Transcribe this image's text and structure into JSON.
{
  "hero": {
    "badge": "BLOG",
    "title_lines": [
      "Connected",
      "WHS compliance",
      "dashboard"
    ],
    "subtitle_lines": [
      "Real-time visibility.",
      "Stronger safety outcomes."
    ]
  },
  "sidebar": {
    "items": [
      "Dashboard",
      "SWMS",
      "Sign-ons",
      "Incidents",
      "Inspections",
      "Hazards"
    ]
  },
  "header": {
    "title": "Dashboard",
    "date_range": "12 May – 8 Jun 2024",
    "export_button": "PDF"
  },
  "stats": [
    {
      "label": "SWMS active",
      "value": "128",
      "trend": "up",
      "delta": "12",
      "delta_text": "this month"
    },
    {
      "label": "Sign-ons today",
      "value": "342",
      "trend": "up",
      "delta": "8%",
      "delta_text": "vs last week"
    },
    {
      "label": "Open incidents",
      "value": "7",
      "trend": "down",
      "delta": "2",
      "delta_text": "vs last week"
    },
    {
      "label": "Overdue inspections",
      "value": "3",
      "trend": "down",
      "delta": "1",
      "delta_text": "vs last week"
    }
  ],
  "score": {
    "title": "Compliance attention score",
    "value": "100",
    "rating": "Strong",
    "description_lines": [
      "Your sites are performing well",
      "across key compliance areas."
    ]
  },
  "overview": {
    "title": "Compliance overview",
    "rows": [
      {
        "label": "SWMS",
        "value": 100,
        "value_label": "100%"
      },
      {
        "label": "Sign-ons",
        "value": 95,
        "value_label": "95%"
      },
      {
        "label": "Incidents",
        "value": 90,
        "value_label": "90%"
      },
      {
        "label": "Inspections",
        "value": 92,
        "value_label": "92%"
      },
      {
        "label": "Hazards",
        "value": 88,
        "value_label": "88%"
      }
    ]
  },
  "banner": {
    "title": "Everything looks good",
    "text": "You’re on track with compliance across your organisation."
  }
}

:::

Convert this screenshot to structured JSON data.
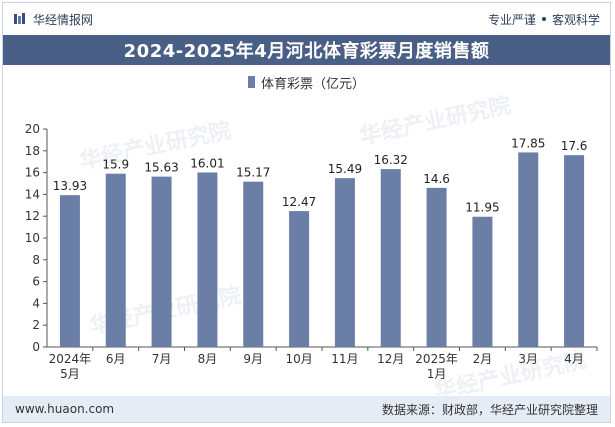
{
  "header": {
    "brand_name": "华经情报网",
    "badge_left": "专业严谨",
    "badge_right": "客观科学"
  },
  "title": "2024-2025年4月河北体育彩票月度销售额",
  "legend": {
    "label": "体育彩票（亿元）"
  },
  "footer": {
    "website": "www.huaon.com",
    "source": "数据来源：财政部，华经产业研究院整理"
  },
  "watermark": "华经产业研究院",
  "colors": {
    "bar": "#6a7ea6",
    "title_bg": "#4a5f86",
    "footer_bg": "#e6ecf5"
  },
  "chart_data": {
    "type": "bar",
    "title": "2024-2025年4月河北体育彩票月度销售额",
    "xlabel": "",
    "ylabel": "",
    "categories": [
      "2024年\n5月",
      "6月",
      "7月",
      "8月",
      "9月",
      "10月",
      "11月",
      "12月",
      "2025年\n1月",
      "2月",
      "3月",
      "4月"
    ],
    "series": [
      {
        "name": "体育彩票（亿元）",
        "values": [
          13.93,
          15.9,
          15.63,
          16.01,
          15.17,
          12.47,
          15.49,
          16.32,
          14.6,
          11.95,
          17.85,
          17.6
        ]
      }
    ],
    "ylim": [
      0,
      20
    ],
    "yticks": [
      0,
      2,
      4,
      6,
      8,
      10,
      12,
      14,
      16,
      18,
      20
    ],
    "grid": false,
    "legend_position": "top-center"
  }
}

:::

WRITTEN PROBLEM: Tally the lines of the records holding the word "score", then give only the resulting number.

ANSWER TO THE TASK: 2